### DO THIS:
Establish how many lines in the material include the string "configurati" and report it as a lone number.

::::::

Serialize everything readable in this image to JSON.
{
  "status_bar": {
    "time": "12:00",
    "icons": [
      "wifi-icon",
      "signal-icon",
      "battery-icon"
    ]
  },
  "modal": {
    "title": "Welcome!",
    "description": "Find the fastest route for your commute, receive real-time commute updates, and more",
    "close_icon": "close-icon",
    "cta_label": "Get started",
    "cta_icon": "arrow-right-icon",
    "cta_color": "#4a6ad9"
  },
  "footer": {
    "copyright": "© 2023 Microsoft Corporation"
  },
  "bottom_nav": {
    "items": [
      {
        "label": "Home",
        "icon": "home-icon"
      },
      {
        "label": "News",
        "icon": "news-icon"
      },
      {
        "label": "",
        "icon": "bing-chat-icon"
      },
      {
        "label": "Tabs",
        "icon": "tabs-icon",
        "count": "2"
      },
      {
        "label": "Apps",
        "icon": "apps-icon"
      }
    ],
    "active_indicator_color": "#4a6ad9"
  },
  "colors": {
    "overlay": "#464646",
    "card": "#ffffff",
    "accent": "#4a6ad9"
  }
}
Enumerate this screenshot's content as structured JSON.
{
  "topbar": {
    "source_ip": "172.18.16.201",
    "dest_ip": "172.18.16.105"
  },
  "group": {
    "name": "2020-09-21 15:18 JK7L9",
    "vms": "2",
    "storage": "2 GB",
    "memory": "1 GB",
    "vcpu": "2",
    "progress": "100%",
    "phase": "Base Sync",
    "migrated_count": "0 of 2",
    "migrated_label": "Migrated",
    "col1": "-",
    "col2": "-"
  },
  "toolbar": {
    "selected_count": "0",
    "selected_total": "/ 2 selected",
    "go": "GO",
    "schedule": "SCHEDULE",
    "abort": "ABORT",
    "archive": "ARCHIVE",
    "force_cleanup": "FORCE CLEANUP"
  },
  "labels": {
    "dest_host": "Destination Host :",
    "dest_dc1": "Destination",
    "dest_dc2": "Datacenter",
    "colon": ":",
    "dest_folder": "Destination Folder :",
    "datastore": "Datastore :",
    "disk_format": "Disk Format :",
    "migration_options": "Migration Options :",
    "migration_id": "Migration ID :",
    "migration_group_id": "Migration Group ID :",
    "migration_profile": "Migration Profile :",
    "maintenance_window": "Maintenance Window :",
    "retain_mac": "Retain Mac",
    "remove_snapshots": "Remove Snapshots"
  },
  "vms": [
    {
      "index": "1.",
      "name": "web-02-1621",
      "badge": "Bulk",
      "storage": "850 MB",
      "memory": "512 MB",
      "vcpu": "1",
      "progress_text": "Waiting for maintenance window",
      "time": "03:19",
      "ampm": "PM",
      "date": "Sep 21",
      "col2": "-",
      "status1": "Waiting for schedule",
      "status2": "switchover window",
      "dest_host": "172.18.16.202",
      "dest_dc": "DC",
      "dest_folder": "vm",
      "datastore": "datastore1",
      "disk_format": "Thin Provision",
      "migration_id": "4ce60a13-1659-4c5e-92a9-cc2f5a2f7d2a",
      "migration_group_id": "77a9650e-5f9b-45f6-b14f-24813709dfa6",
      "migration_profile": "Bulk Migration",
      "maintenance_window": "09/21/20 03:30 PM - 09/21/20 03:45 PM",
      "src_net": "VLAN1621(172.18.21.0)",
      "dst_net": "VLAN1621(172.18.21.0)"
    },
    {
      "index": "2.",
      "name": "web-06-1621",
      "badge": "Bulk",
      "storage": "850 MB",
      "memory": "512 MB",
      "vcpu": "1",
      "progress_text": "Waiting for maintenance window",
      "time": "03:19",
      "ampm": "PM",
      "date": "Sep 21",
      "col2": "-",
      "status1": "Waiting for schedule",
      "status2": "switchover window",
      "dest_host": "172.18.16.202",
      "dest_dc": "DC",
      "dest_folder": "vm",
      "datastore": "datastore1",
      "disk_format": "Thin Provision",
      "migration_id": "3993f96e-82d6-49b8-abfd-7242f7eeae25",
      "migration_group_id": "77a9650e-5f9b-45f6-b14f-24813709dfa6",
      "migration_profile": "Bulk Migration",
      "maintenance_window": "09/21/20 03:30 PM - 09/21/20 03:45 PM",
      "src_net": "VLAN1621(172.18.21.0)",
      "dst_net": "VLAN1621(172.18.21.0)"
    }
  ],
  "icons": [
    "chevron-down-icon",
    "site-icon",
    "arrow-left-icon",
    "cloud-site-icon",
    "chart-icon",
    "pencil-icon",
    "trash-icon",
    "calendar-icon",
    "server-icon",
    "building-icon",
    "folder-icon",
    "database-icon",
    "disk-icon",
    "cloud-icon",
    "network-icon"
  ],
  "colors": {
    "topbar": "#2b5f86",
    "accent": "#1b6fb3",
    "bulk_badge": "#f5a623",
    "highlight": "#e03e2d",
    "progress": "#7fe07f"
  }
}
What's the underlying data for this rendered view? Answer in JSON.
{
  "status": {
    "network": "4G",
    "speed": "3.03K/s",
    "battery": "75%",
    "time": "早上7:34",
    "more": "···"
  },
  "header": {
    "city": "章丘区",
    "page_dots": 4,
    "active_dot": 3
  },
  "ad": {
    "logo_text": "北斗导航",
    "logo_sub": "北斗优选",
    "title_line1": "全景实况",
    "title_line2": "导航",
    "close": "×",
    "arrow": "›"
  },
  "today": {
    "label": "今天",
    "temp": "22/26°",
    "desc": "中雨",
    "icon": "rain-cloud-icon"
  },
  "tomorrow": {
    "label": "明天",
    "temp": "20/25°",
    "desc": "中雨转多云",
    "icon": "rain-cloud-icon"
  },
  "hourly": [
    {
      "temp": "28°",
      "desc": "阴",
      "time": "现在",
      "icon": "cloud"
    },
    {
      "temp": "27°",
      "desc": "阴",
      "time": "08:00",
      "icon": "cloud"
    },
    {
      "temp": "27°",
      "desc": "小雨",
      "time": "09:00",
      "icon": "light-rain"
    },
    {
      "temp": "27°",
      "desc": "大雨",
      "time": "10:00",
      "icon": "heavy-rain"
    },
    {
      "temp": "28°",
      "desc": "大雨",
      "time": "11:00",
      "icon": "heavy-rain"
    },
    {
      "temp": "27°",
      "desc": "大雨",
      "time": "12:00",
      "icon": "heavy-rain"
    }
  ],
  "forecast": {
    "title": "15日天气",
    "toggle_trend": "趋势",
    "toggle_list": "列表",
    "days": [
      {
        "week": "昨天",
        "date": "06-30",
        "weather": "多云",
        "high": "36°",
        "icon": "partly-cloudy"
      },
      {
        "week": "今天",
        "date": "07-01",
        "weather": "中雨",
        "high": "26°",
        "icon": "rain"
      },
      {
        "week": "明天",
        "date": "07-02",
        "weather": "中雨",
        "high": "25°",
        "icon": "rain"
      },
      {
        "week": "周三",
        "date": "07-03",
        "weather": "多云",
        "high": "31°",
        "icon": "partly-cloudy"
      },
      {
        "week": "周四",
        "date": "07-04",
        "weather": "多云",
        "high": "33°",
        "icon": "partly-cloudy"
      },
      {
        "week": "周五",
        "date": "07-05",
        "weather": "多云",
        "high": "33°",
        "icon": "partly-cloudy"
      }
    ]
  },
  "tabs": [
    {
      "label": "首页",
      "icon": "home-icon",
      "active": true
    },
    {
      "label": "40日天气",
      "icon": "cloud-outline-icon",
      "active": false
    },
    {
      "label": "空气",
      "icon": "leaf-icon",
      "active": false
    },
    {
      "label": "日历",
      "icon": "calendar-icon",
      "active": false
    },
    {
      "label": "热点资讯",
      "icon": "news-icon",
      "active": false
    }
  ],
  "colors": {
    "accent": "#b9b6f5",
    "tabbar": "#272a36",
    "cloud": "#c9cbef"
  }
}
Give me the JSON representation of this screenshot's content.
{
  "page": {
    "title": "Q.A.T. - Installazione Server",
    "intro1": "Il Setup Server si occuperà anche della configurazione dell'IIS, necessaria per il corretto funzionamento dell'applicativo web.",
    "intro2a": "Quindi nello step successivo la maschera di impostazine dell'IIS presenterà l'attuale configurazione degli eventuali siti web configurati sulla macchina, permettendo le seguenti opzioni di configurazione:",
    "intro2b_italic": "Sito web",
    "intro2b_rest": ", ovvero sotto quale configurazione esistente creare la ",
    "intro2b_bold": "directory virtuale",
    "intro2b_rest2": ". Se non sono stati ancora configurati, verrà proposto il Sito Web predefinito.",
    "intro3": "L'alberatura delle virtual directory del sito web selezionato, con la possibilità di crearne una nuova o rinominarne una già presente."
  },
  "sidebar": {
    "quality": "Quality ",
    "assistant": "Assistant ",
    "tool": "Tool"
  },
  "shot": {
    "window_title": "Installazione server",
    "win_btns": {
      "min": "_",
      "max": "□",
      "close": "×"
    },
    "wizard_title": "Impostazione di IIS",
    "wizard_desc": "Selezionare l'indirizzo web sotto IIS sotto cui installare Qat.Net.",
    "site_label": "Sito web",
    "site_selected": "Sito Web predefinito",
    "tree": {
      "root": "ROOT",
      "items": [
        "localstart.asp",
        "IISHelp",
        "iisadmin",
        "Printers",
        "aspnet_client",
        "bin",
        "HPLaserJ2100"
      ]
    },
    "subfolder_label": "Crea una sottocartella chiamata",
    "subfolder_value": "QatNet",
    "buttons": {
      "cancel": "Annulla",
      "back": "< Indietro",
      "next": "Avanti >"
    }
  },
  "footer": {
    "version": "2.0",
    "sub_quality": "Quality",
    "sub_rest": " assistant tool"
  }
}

::::::

### ANSWER IN FULL:
2